TASK INSTRUCTIONS: List all lines of the data containing the word "bowl".

Dataset entries
• • •

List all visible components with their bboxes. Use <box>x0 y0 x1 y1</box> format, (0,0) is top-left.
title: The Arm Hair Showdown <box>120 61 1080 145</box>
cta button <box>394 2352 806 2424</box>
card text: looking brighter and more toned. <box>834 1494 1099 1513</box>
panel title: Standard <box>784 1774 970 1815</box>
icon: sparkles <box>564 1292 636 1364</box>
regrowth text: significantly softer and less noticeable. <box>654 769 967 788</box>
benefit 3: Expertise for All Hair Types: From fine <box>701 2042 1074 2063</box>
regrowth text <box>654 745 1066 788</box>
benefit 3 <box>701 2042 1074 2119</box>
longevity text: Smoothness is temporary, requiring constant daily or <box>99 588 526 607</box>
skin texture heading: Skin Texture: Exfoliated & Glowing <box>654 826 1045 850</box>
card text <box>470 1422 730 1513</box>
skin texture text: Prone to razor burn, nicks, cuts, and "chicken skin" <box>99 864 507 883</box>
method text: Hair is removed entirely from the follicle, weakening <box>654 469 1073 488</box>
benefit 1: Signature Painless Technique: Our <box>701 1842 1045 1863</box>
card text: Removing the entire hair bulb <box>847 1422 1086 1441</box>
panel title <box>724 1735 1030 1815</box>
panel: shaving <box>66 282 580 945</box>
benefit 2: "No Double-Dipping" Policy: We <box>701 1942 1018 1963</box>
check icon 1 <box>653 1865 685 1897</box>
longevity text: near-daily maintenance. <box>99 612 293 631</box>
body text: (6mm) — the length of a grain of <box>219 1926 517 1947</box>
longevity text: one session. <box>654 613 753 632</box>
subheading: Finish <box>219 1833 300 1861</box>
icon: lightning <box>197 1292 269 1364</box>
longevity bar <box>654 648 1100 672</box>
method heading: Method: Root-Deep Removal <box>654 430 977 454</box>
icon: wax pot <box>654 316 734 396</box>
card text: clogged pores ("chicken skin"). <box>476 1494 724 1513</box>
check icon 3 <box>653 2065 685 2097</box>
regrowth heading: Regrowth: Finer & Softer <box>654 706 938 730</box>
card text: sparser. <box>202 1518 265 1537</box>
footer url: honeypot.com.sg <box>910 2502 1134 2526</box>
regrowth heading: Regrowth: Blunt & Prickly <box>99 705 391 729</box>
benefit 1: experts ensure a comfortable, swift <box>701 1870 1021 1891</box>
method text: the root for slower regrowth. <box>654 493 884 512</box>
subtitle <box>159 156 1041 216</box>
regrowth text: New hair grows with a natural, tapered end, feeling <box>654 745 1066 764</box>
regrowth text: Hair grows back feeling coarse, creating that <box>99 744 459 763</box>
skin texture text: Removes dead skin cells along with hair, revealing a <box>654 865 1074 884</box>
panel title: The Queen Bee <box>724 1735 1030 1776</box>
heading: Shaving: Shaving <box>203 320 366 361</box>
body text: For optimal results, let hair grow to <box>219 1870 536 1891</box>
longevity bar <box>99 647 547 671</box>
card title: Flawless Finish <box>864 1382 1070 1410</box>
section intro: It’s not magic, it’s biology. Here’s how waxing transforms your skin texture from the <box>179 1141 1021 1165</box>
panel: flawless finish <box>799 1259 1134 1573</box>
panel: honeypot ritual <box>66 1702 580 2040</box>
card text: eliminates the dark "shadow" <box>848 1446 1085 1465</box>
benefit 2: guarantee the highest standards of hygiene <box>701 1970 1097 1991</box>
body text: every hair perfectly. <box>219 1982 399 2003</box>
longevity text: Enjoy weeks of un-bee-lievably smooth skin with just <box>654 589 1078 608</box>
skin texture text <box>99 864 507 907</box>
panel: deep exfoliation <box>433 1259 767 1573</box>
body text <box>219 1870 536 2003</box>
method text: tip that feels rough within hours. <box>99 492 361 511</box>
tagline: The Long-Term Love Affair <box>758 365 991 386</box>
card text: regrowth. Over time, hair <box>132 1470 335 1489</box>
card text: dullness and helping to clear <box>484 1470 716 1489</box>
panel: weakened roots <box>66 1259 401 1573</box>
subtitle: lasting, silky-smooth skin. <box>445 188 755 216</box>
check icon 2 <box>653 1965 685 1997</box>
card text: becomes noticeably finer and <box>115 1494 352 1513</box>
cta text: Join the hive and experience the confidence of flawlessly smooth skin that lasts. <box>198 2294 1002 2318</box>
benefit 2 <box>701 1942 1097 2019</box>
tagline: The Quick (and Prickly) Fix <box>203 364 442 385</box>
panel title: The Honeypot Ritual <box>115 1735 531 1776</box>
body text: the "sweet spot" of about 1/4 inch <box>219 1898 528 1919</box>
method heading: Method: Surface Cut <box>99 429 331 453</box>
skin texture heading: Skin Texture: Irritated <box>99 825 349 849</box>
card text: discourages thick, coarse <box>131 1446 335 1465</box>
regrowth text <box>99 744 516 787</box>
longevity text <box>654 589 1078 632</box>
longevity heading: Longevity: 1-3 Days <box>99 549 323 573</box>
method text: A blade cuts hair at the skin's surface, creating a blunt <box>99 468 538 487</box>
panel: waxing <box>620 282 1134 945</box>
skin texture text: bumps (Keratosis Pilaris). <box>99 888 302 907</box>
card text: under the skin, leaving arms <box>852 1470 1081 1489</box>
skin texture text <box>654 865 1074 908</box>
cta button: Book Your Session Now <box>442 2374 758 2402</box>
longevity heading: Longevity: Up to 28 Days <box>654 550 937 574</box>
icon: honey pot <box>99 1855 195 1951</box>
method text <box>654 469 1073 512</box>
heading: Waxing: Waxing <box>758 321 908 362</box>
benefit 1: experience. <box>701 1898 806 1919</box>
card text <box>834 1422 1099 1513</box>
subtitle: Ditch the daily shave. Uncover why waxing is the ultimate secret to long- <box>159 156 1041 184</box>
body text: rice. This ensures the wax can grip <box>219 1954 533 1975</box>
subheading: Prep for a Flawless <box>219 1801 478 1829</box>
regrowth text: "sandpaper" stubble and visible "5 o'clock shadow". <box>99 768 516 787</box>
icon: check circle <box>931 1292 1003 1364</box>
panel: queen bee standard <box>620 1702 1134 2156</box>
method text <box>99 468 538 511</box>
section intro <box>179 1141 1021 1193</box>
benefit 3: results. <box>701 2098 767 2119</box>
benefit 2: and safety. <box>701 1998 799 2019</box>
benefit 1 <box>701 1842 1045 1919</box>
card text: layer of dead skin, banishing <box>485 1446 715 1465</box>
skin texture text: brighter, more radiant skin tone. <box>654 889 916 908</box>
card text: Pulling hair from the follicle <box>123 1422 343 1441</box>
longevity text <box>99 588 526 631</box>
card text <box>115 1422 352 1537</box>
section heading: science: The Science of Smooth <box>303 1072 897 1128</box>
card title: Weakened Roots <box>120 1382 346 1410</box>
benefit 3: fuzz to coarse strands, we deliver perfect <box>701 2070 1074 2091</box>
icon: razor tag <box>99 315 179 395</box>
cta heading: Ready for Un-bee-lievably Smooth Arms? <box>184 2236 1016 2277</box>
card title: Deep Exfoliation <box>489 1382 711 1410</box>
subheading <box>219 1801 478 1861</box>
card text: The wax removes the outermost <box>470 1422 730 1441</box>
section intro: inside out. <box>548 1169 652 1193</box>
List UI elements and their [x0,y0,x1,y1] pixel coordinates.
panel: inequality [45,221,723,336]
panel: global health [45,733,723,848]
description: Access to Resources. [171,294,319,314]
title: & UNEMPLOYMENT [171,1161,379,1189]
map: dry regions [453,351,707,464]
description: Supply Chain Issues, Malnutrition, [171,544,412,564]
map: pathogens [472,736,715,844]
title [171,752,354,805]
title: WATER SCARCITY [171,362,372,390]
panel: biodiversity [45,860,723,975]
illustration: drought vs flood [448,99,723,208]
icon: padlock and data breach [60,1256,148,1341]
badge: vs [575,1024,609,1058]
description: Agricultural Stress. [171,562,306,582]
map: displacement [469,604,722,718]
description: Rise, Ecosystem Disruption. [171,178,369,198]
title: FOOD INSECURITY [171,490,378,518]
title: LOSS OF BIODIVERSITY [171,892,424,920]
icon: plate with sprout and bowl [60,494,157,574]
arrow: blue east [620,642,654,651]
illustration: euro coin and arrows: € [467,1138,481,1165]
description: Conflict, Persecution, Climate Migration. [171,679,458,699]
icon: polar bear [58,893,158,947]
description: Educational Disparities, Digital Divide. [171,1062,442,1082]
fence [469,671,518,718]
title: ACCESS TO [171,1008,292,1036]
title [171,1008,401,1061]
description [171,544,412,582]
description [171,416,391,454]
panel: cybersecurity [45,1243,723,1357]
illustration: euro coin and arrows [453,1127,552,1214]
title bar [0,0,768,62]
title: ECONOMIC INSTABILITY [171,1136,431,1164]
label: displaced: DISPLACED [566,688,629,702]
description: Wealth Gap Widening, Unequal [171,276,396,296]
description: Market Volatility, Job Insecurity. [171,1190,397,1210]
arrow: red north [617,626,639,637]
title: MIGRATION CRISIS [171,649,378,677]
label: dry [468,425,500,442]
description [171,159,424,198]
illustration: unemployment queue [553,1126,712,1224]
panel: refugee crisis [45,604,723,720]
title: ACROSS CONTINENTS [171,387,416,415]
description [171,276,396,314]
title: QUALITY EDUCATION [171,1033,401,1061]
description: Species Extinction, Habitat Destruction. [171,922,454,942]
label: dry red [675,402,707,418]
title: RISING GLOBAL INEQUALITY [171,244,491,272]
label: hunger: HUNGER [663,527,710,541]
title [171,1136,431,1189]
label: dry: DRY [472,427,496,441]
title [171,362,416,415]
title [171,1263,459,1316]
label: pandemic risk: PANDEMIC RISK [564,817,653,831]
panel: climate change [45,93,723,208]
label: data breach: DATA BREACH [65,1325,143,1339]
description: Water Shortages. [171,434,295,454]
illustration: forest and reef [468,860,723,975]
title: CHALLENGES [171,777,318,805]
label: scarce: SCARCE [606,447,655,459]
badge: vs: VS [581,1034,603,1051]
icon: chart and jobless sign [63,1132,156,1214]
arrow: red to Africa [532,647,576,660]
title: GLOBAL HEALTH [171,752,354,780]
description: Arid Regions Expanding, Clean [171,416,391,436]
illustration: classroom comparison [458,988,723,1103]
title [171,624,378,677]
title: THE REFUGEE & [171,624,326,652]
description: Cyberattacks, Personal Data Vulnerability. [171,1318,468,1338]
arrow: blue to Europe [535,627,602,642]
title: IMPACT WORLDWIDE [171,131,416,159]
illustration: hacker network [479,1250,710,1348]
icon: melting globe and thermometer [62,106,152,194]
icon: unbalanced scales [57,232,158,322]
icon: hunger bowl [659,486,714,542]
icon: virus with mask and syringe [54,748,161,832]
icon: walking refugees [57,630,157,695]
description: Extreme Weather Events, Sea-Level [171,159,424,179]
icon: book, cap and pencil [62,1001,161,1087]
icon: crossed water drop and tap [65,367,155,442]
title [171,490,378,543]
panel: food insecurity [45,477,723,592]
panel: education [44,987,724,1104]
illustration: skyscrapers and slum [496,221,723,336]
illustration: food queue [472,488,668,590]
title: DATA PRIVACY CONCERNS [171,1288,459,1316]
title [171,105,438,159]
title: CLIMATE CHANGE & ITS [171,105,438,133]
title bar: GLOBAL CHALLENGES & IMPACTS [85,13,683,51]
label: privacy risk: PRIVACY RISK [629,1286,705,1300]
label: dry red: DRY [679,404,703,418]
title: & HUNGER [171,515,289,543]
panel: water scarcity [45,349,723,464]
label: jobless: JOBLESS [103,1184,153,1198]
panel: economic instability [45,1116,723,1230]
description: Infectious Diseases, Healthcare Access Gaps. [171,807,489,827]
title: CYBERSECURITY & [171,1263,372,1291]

• • •

RESPONSE:
icon: plate with sprout and bowl [60,494,157,574]
icon: hunger bowl [659,486,714,542]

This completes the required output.